Output all lines exactly.

····················

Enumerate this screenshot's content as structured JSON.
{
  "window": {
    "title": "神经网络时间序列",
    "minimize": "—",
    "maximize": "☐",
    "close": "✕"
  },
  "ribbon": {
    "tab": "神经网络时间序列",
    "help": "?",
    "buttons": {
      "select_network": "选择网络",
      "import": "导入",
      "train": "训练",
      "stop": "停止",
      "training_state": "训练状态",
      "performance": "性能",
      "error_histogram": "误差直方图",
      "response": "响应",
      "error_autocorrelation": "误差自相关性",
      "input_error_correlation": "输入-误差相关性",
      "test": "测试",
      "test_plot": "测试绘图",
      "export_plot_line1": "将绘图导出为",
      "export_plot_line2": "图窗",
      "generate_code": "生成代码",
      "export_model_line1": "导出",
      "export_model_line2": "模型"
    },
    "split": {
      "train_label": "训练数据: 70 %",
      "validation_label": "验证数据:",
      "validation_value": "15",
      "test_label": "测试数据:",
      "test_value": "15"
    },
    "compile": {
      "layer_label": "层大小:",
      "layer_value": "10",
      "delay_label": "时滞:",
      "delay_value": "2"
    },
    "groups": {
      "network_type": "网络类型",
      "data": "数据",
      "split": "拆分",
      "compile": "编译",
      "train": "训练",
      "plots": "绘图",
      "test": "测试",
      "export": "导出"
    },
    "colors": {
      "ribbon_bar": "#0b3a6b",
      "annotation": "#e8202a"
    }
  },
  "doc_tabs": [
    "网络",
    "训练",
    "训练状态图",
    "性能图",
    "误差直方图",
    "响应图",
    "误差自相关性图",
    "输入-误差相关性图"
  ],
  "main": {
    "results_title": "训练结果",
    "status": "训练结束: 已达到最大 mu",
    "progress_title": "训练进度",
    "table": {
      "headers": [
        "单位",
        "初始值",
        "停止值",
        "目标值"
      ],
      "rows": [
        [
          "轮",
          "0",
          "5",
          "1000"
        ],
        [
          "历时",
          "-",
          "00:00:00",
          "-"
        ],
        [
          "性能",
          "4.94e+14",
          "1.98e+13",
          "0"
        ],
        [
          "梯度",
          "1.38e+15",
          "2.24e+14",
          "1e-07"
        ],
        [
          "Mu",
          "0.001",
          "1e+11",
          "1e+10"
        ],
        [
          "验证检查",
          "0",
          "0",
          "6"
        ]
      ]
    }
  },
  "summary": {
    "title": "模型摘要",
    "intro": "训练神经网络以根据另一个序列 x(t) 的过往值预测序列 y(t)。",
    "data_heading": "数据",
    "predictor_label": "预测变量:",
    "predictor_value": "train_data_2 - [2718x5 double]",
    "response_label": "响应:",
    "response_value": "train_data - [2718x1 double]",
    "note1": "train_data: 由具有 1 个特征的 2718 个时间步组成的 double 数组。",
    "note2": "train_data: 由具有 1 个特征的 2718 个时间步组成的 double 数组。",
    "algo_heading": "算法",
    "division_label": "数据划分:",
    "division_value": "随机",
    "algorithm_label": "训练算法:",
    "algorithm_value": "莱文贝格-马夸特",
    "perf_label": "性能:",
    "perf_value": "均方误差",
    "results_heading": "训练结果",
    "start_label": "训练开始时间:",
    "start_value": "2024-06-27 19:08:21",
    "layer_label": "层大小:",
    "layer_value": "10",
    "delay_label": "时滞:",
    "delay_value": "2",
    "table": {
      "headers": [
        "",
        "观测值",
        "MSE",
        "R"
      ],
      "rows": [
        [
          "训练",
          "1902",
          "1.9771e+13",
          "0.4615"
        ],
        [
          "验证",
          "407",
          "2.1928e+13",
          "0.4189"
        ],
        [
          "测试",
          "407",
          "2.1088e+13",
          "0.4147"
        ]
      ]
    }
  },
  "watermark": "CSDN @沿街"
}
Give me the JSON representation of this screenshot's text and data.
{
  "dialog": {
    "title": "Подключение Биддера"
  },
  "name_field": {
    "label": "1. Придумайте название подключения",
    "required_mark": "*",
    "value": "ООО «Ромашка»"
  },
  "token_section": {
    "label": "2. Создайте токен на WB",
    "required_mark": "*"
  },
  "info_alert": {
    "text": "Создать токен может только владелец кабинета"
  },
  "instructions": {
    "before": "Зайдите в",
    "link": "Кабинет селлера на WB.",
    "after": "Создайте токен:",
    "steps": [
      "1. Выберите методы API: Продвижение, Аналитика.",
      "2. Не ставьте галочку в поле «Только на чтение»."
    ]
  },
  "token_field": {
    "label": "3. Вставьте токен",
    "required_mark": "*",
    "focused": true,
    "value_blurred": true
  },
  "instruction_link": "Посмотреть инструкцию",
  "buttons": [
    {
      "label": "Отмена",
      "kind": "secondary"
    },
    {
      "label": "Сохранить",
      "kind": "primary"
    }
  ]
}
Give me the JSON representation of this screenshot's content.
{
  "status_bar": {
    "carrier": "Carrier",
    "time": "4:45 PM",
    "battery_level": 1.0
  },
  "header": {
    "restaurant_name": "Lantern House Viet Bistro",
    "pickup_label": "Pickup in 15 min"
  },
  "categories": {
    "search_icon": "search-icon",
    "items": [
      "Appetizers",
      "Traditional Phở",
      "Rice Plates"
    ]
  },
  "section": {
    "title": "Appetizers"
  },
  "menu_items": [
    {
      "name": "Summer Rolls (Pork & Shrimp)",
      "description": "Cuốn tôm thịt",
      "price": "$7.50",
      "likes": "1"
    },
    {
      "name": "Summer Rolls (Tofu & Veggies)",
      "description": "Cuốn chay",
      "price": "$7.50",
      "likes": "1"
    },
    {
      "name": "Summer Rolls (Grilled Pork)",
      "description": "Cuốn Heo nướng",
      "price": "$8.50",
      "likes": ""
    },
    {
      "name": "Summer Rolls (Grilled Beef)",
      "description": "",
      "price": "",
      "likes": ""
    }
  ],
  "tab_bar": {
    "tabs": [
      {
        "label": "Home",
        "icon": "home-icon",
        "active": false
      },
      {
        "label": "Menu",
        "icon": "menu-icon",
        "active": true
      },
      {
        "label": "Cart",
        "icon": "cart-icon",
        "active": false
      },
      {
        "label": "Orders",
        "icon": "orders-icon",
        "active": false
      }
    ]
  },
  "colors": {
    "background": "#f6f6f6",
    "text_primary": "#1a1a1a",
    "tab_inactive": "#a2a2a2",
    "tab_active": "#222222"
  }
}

····················

◆ EXERCISE RESPONSE ◆
Enumerate this screenshot's content as structured JSON.
{
  "window": {
    "title": "神经网络时间序列",
    "minimize": "—",
    "maximize": "☐",
    "close": "✕"
  },
  "ribbon": {
    "tab": "神经网络时间序列",
    "help": "?",
    "buttons": {
      "select_network": "选择网络",
      "import": "导入",
      "train": "训练",
      "stop": "停止",
      "training_state": "训练状态",
      "performance": "性能",
      "error_histogram": "误差直方图",
      "response": "响应",
      "error_autocorrelation": "误差自相关性",
      "input_error_correlation": "输入-误差相关性",
      "test": "测试",
      "test_plot": "测试绘图",
      "export_plot_line1": "将绘图导出为",
      "export_plot_line2": "图窗",
      "generate_code": "生成代码",
      "export_model_line1": "导出",
      "export_model_line2": "模型"
    },
    "split": {
      "train_label": "训练数据: 70 %",
      "validation_label": "验证数据:",
      "validation_value": "15",
      "test_label": "测试数据:",
      "test_value": "15"
    },
    "compile": {
      "layer_label": "层大小:",
      "layer_value": "10",
      "delay_label": "时滞:",
      "delay_value": "2"
    },
    "groups": {
      "network_type": "网络类型",
      "data": "数据",
      "split": "拆分",
      "compile": "编译",
      "train": "训练",
      "plots": "绘图",
      "test": "测试",
      "export": "导出"
    },
    "colors": {
      "ribbon_bar": "#0b3a6b",
      "annotation": "#e8202a"
    }
  },
  "doc_tabs": [
    "网络",
    "训练",
    "训练状态图",
    "性能图",
    "误差直方图",
    "响应图",
    "误差自相关性图",
    "输入-误差相关性图"
  ],
  "main": {
    "results_title": "训练结果",
    "status": "训练结束: 已达到最大 mu",
    "progress_title": "训练进度",
    "table": {
      "headers": [
        "单位",
        "初始值",
        "停止值",
        "目标值"
      ],
      "rows": [
        [
          "轮",
          "0",
          "5",
          "1000"
        ],
        [
          "历时",
          "-",
          "00:00:00",
          "-"
        ],
        [
          "性能",
          "4.94e+14",
          "1.98e+13",
          "0"
        ],
        [
          "梯度",
          "1.38e+15",
          "2.24e+14",
          "1e-07"
        ],
        [
          "Mu",
          "0.001",
          "1e+11",
          "1e+10"
        ],
        [
          "验证检查",
          "0",
          "0",
          "6"
        ]
      ]
    }
  },
  "summary": {
    "title": "模型摘要",
    "intro": "训练神经网络以根据另一个序列 x(t) 的过往值预测序列 y(t)。",
    "data_heading": "数据",
    "predictor_label": "预测变量:",
    "predictor_value": "train_data_2 - [2718x5 double]",
    "response_label": "响应:",
    "response_value": "train_data - [2718x1 double]",
    "note1": "train_data: 由具有 1 个特征的 2718 个时间步组成的 double 数组。",
    "note2": "train_data: 由具有 1 个特征的 2718 个时间步组成的 double 数组。",
    "algo_heading": "算法",
    "division_label": "数据划分:",
    "division_value": "随机",
    "algorithm_label": "训练算法:",
    "algorithm_value": "莱文贝格-马夸特",
    "perf_label": "性能:",
    "perf_value": "均方误差",
    "results_heading": "训练结果",
    "start_label": "训练开始时间:",
    "start_value": "2024-06-27 19:08:21",
    "layer_label": "层大小:",
    "layer_value": "10",
    "delay_label": "时滞:",
    "delay_value": "2",
    "table": {
      "headers": [
        "",
        "观测值",
        "MSE",
        "R"
      ],
      "rows": [
        [
          "训练",
          "1902",
          "1.9771e+13",
          "0.4615"
        ],
        [
          "验证",
          "407",
          "2.1928e+13",
          "0.4189"
        ],
        [
          "测试",
          "407",
          "2.1088e+13",
          "0.4147"
        ]
      ]
    }
  },
  "watermark": "CSDN @沿街"
}
Give me the JSON representation of this screenshot's text and data.
{
  "dialog": {
    "title": "Подключение Биддера"
  },
  "name_field": {
    "label": "1. Придумайте название подключения",
    "required_mark": "*",
    "value": "ООО «Ромашка»"
  },
  "token_section": {
    "label": "2. Создайте токен на WB",
    "required_mark": "*"
  },
  "info_alert": {
    "text": "Создать токен может только владелец кабинета"
  },
  "instructions": {
    "before": "Зайдите в",
    "link": "Кабинет селлера на WB.",
    "after": "Создайте токен:",
    "steps": [
      "1. Выберите методы API: Продвижение, Аналитика.",
      "2. Не ставьте галочку в поле «Только на чтение»."
    ]
  },
  "token_field": {
    "label": "3. Вставьте токен",
    "required_mark": "*",
    "focused": true,
    "value_blurred": true
  },
  "instruction_link": "Посмотреть инструкцию",
  "buttons": [
    {
      "label": "Отмена",
      "kind": "secondary"
    },
    {
      "label": "Сохранить",
      "kind": "primary"
    }
  ]
}
Give me the JSON representation of this screenshot's content.
{
  "status_bar": {
    "carrier": "Carrier",
    "time": "4:45 PM",
    "battery_level": 1.0
  },
  "header": {
    "restaurant_name": "Lantern House Viet Bistro",
    "pickup_label": "Pickup in 15 min"
  },
  "categories": {
    "search_icon": "search-icon",
    "items": [
      "Appetizers",
      "Traditional Phở",
      "Rice Plates"
    ]
  },
  "section": {
    "title": "Appetizers"
  },
  "menu_items": [
    {
      "name": "Summer Rolls (Pork & Shrimp)",
      "description": "Cuốn tôm thịt",
      "price": "$7.50",
      "likes": "1"
    },
    {
      "name": "Summer Rolls (Tofu & Veggies)",
      "description": "Cuốn chay",
      "price": "$7.50",
      "likes": "1"
    },
    {
      "name": "Summer Rolls (Grilled Pork)",
      "description": "Cuốn Heo nướng",
      "price": "$8.50",
      "likes": ""
    },
    {
      "name": "Summer Rolls (Grilled Beef)",
      "description": "",
      "price": "",
      "likes": ""
    }
  ],
  "tab_bar": {
    "tabs": [
      {
        "label": "Home",
        "icon": "home-icon",
        "active": false
      },
      {
        "label": "Menu",
        "icon": "menu-icon",
        "active": true
      },
      {
        "label": "Cart",
        "icon": "cart-icon",
        "active": false
      },
      {
        "label": "Orders",
        "icon": "orders-icon",
        "active": false
      }
    ]
  },
  "colors": {
    "background": "#f6f6f6",
    "text_primary": "#1a1a1a",
    "tab_inactive": "#a2a2a2",
    "tab_active": "#222222"
  }
}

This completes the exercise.